Set task: Go through the material below and copy each line where the word "расходов" appears.

——

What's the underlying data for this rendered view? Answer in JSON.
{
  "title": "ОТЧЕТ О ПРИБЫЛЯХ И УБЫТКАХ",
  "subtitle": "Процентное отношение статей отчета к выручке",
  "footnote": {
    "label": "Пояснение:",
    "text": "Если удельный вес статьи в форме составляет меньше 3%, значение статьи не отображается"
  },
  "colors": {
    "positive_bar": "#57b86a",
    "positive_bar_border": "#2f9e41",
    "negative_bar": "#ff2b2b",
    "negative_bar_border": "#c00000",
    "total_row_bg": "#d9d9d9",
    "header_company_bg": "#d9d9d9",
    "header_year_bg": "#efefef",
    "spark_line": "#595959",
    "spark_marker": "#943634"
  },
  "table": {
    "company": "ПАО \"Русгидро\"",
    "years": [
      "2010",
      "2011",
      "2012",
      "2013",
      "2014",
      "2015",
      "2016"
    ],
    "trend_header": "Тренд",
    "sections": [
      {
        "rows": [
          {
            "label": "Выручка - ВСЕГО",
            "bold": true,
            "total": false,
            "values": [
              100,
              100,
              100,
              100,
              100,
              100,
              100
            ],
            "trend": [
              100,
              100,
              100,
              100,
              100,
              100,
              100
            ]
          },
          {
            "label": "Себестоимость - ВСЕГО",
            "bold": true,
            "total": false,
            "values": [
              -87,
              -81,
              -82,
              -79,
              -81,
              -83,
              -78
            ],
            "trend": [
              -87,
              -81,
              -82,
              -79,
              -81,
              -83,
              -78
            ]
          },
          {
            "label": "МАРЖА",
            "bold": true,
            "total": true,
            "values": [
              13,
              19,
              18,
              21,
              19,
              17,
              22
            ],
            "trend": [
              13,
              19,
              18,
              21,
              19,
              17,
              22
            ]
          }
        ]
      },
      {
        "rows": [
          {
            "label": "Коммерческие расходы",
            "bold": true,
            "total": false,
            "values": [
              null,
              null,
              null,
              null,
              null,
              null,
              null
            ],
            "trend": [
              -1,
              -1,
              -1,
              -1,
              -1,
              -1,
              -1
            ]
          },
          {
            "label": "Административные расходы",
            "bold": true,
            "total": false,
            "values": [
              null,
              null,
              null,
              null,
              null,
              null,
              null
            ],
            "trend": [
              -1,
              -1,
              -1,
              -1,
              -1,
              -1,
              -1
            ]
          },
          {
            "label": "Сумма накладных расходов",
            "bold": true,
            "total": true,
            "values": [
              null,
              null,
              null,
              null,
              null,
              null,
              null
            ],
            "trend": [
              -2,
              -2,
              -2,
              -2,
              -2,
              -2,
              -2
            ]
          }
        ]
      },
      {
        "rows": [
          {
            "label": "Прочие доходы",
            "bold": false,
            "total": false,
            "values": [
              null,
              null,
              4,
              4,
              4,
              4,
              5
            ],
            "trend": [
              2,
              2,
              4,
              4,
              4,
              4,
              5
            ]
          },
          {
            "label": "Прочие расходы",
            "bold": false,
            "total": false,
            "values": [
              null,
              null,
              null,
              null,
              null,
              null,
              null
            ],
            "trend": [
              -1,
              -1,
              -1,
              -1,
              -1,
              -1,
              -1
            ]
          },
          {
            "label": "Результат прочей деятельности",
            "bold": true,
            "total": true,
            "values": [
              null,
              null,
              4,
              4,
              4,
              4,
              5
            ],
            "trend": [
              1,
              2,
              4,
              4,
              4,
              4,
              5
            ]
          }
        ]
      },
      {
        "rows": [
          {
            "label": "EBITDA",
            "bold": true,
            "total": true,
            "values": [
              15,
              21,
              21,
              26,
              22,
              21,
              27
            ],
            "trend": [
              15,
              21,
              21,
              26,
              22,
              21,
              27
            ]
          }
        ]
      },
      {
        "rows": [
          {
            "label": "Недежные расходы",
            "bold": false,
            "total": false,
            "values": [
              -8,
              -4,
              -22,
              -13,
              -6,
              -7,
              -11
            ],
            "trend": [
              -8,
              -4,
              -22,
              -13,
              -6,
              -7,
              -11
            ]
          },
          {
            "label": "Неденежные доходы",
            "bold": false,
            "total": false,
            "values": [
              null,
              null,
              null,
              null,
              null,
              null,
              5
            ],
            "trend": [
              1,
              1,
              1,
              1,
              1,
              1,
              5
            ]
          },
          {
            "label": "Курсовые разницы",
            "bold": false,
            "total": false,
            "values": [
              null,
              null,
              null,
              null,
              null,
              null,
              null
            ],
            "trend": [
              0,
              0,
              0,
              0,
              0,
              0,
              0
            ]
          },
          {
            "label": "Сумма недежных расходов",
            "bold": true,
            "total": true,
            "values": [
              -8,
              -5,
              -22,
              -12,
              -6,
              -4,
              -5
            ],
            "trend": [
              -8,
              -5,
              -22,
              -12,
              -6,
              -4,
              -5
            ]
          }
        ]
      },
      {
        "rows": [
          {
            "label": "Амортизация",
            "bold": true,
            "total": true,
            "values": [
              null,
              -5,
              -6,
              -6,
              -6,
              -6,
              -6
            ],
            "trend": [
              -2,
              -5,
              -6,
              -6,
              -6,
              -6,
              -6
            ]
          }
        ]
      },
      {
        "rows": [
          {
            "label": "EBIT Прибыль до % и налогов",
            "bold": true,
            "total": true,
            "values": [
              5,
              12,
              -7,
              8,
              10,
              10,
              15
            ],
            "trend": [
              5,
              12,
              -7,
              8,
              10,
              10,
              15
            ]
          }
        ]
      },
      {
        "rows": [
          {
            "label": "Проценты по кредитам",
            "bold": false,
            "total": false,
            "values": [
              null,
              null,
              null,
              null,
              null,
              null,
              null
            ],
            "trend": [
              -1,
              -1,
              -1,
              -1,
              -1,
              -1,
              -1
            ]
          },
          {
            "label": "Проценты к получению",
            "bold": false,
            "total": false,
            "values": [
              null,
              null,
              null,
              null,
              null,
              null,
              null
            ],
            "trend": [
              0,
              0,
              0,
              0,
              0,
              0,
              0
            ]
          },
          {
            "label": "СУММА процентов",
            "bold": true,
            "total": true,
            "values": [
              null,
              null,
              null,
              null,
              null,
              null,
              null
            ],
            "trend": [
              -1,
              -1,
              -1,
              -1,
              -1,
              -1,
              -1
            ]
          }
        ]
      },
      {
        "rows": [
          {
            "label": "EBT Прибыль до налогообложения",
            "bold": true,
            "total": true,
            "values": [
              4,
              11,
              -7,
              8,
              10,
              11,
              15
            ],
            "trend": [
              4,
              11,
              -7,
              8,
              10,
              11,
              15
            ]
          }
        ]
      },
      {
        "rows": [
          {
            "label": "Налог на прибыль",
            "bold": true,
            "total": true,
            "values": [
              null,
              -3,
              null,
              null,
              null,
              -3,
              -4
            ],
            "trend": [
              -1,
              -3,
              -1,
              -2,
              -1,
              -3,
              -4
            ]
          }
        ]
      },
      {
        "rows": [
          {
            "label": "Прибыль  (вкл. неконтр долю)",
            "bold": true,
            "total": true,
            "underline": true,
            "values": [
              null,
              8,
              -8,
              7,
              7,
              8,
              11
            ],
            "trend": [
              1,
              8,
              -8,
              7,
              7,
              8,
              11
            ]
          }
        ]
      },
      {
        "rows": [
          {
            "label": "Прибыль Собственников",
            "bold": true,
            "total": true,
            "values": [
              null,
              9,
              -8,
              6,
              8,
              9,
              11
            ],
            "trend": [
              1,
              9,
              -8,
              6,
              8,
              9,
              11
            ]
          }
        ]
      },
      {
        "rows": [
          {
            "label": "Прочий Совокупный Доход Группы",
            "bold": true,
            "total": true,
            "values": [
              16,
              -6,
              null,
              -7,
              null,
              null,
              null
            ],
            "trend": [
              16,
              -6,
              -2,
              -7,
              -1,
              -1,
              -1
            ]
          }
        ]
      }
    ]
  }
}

——

Full output:
            "label": "Сумма накладных расходов",
            "label": "Сумма недежных расходов",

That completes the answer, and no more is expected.